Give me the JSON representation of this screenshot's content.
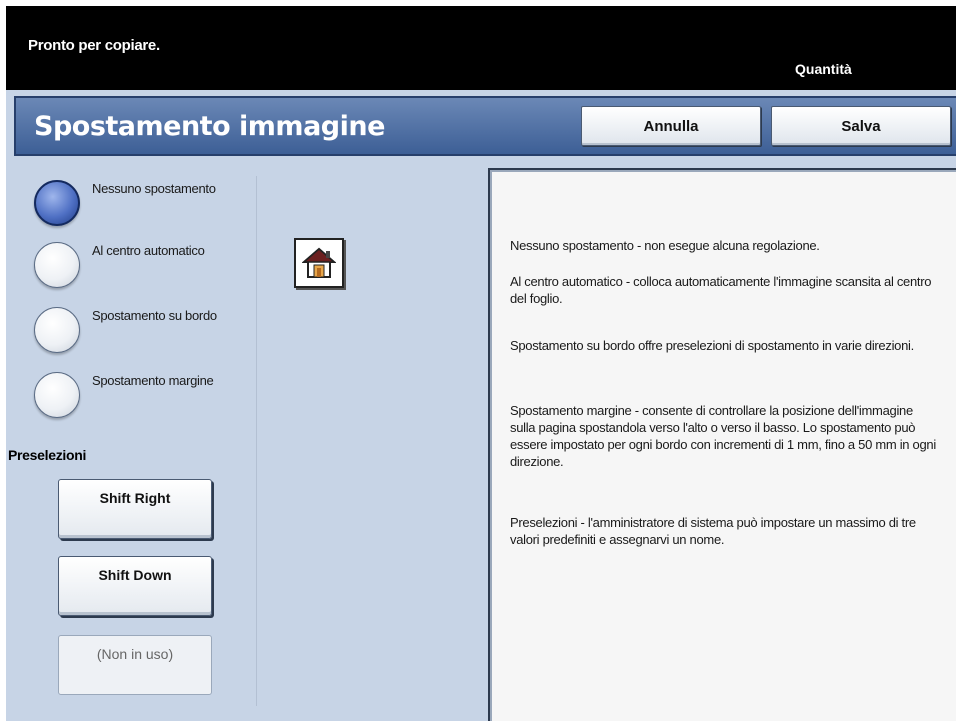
{
  "status_bar": {
    "message": "Pronto per copiare.",
    "quantity_label": "Quantità"
  },
  "header": {
    "title": "Spostamento immagine",
    "cancel_label": "Annulla",
    "save_label": "Salva"
  },
  "options": [
    {
      "label": "Nessuno spostamento",
      "selected": true
    },
    {
      "label": "Al centro automatico",
      "selected": false
    },
    {
      "label": "Spostamento su bordo",
      "selected": false
    },
    {
      "label": "Spostamento margine",
      "selected": false
    }
  ],
  "presets": {
    "label": "Preselezioni",
    "buttons": [
      "Shift Right",
      "Shift Down",
      "(Non in uso)"
    ]
  },
  "home_icon": "home-icon",
  "info": [
    "Nessuno spostamento - non esegue alcuna regolazione.",
    "Al centro automatico - colloca automaticamente l'immagine scansita al centro del foglio.",
    "Spostamento su bordo offre preselezioni di spostamento in varie direzioni.",
    "Spostamento margine - consente di controllare la posizione dell'immagine sulla pagina spostandola verso l'alto o verso il basso. Lo spostamento può essere impostato per ogni bordo con incrementi di 1 mm, fino a 50 mm in ogni direzione.",
    "Preselezioni - l'amministratore di sistema può impostare un massimo di tre valori predefiniti e assegnarvi un nome."
  ],
  "colors": {
    "background": "#c7d4e6",
    "header": "#4a6ba3",
    "selected_radio": "#3a5bb0"
  }
}
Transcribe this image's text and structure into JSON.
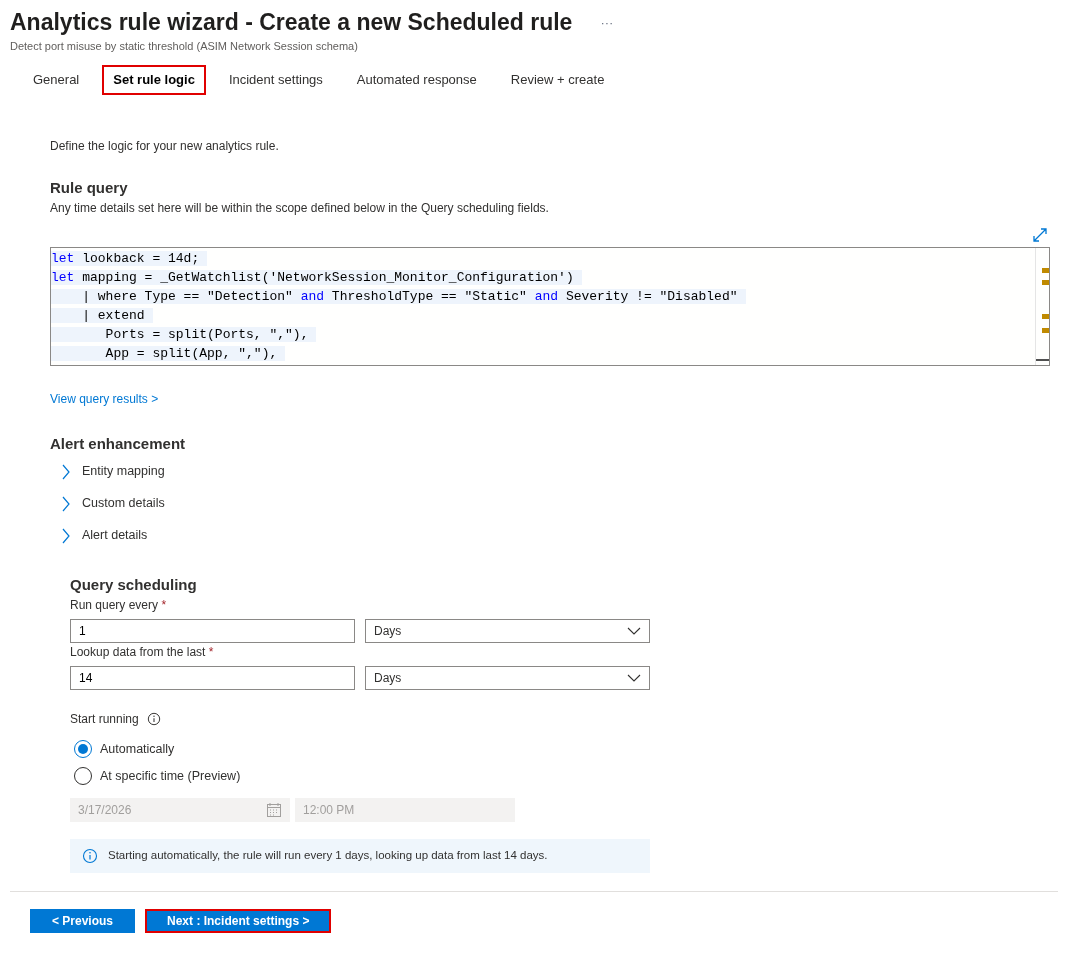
{
  "header": {
    "title": "Analytics rule wizard - Create a new Scheduled rule",
    "more": "···",
    "subtitle": "Detect port misuse by static threshold (ASIM Network Session schema)"
  },
  "tabs": [
    {
      "label": "General",
      "selected": false,
      "highlighted": false
    },
    {
      "label": "Set rule logic",
      "selected": true,
      "highlighted": true
    },
    {
      "label": "Incident settings",
      "selected": false,
      "highlighted": false
    },
    {
      "label": "Automated response",
      "selected": false,
      "highlighted": false
    },
    {
      "label": "Review + create",
      "selected": false,
      "highlighted": false
    }
  ],
  "intro": "Define the logic for your new analytics rule.",
  "rule_query": {
    "heading": "Rule query",
    "description": "Any time details set here will be within the scope defined below in the Query scheduling fields.",
    "code_lines": [
      [
        {
          "kind": "keyword",
          "text": "let"
        },
        {
          "kind": "plain",
          "text": " lookback = 14d;"
        }
      ],
      [
        {
          "kind": "keyword",
          "text": "let"
        },
        {
          "kind": "plain",
          "text": " mapping = _GetWatchlist('NetworkSession_Monitor_Configuration')"
        }
      ],
      [
        {
          "kind": "plain",
          "text": "    | where Type == \"Detection\" "
        },
        {
          "kind": "keyword",
          "text": "and"
        },
        {
          "kind": "plain",
          "text": " ThresholdType == \"Static\" "
        },
        {
          "kind": "keyword",
          "text": "and"
        },
        {
          "kind": "plain",
          "text": " Severity != \"Disabled\""
        }
      ],
      [
        {
          "kind": "plain",
          "text": "    | extend"
        }
      ],
      [
        {
          "kind": "plain",
          "text": "       Ports = split(Ports, \",\"),"
        }
      ],
      [
        {
          "kind": "plain",
          "text": "       App = split(App, \",\"),"
        }
      ]
    ],
    "link": "View query results >"
  },
  "alert_enhancement": {
    "heading": "Alert enhancement",
    "items": [
      {
        "label": "Entity mapping",
        "expanded": false
      },
      {
        "label": "Custom details",
        "expanded": false
      },
      {
        "label": "Alert details",
        "expanded": false
      }
    ]
  },
  "scheduling": {
    "heading": "Query scheduling",
    "fields": [
      {
        "label": "Run query every",
        "required": "*",
        "value": "1",
        "unit": "Days"
      },
      {
        "label": "Lookup data from the last",
        "required": "*",
        "value": "14",
        "unit": "Days"
      }
    ],
    "start_label": "Start running",
    "options": [
      {
        "label": "Automatically",
        "selected": true
      },
      {
        "label": "At specific time (Preview)",
        "selected": false
      }
    ],
    "date": "3/17/2026",
    "time": "12:00 PM",
    "info": "Starting automatically, the rule will run every 1 days, looking up data from last 14 days."
  },
  "footer": {
    "buttons": [
      {
        "label": "< Previous",
        "highlighted": false
      },
      {
        "label": "Next : Incident settings >",
        "highlighted": true
      }
    ]
  }
}
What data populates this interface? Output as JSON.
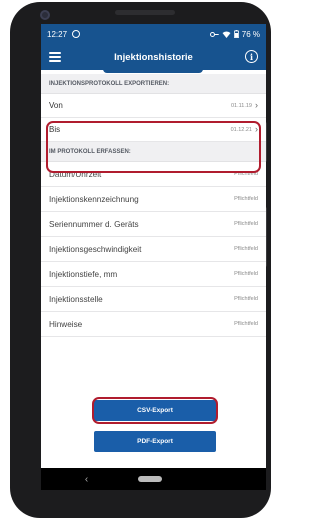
{
  "status_bar": {
    "time": "12:27",
    "battery": "76 %"
  },
  "header": {
    "title": "Injektionshistorie",
    "info_glyph": "i"
  },
  "export_section": {
    "header": "INJEKTIONSPROTOKOLL EXPORTIEREN:",
    "rows": [
      {
        "label": "Von",
        "value": "01.11.19"
      },
      {
        "label": "Bis",
        "value": "01.12.21"
      }
    ]
  },
  "protocol_section": {
    "header": "IM PROTOKOLL ERFASSEN:",
    "rows": [
      {
        "label": "Datum/Uhrzeit",
        "value": "Pflichtfeld"
      },
      {
        "label": "Injektionskennzeichnung",
        "value": "Pflichtfeld"
      },
      {
        "label": "Seriennummer d. Geräts",
        "value": "Pflichtfeld"
      },
      {
        "label": "Injektionsgeschwindigkeit",
        "value": "Pflichtfeld"
      },
      {
        "label": "Injektionstiefe, mm",
        "value": "Pflichtfeld"
      },
      {
        "label": "Injektionsstelle",
        "value": "Pflichtfeld"
      },
      {
        "label": "Hinweise",
        "value": "Pflichtfeld"
      }
    ]
  },
  "buttons": {
    "csv": "CSV-Export",
    "pdf": "PDF-Export"
  },
  "nav": {
    "back": "‹"
  },
  "colors": {
    "primary": "#17538f",
    "button": "#1a5ea9",
    "highlight": "#b01c2e"
  }
}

EXERCISE BRIEF -
Search the records above for the string "settings". Copy every line that contains it.

TASK OUTPUT -
      "label": "Incident settings",
        "label": "Next : Incident settings >",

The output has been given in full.